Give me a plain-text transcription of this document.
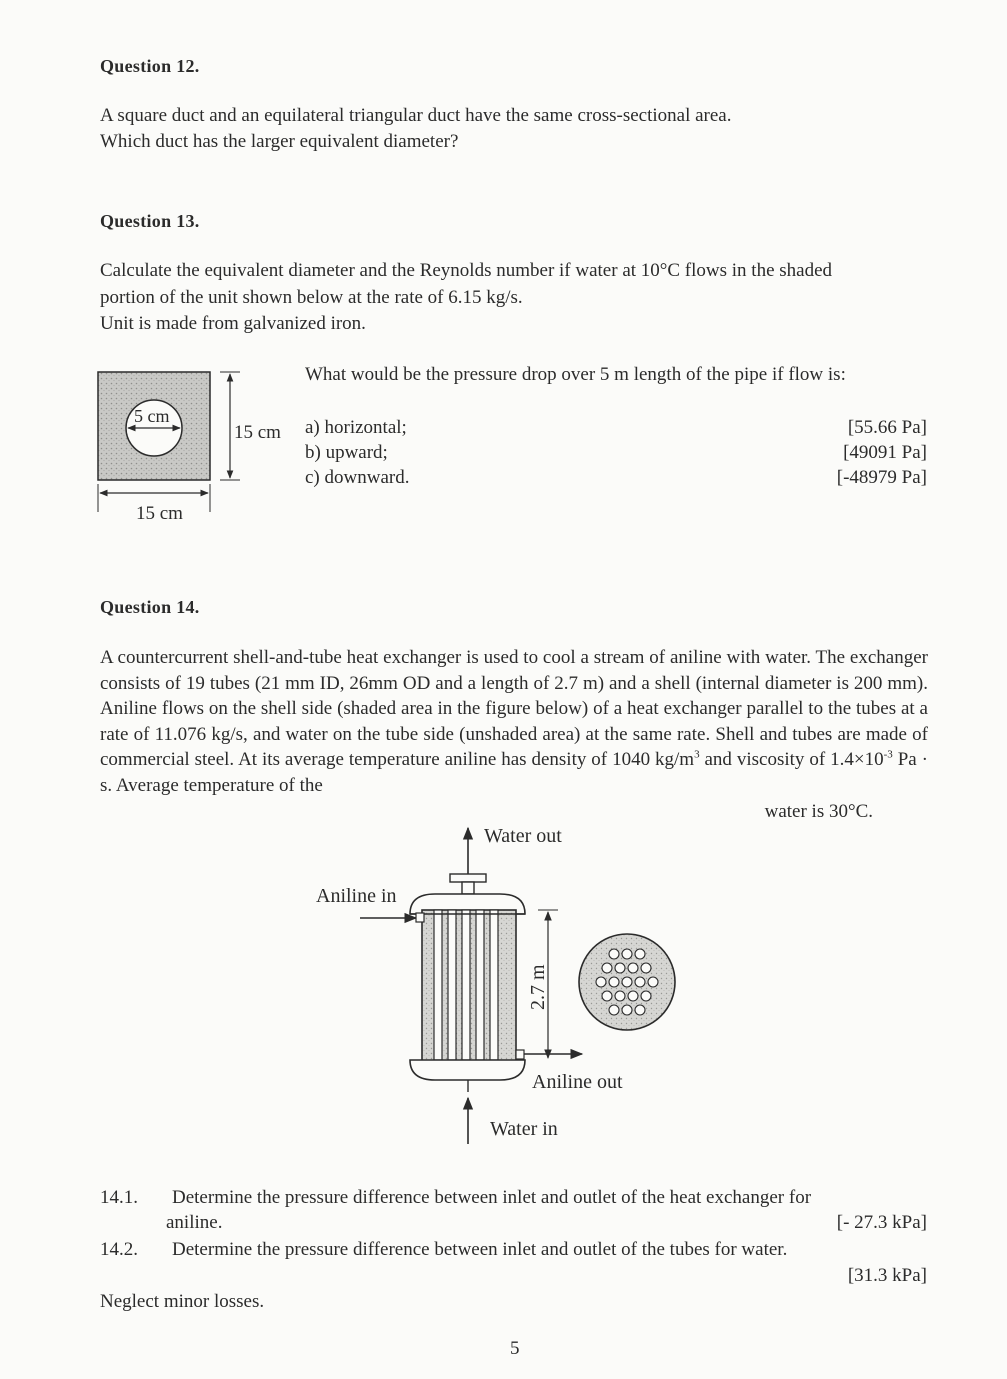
Question 12.
A square duct and an equilateral triangular duct have the same cross-sectional area.
Which duct has the larger equivalent diameter?
Question 13.
Calculate the equivalent diameter and the Reynolds number if water at 10°C flows in the shaded
portion of the unit shown below at the rate of 6.15 kg/s.
Unit is made from galvanized iron.
What would be the pressure drop over 5 m length of the pipe if flow is:
a) horizontal;
b) upward;
c) downward.
[55.66 Pa]
[49091 Pa]
[-48979 Pa]
5 cm
15 cm
15 cm
Question 14.
A countercurrent shell-and-tube heat exchanger is used to cool a stream of aniline with water. The exchanger consists of 19 tubes (21 mm ID, 26mm OD and a length of 2.7 m) and a shell (internal diameter is 200 mm). Aniline flows on the shell side (shaded area in the figure below) of a heat exchanger parallel to the tubes at a rate of 11.076 kg/s, and water on the tube side (unshaded area) at the same rate. Shell and tubes are made of commercial steel. At its average temperature aniline has density of 1040 $kg/m^3$ and viscosity of $1.4\times 10^{-3}$ Pa · s. Average temperature of the
water is 30°C.
Water out
Water in
Aniline in
Aniline out
2.7 m
14.1. Determine the pressure difference between inlet and outlet of the heat exchanger for
aniline.	[- 27.3 kPa]
14.2. Determine the pressure difference between inlet and outlet of the tubes for water.
[31.3 kPa]
Neglect minor losses.
5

---+---

- _TASK OBJECTIVE_
Read the data above and pull out each line that holds the string "pressure".

- _OUTPUT FOR THIS TASK_
What would be the pressure drop over 5 m length of the pipe if flow is:
14.1. Determine the pressure difference between inlet and outlet of the heat exchanger for
14.2. Determine the pressure difference between inlet and outlet of the tubes for water.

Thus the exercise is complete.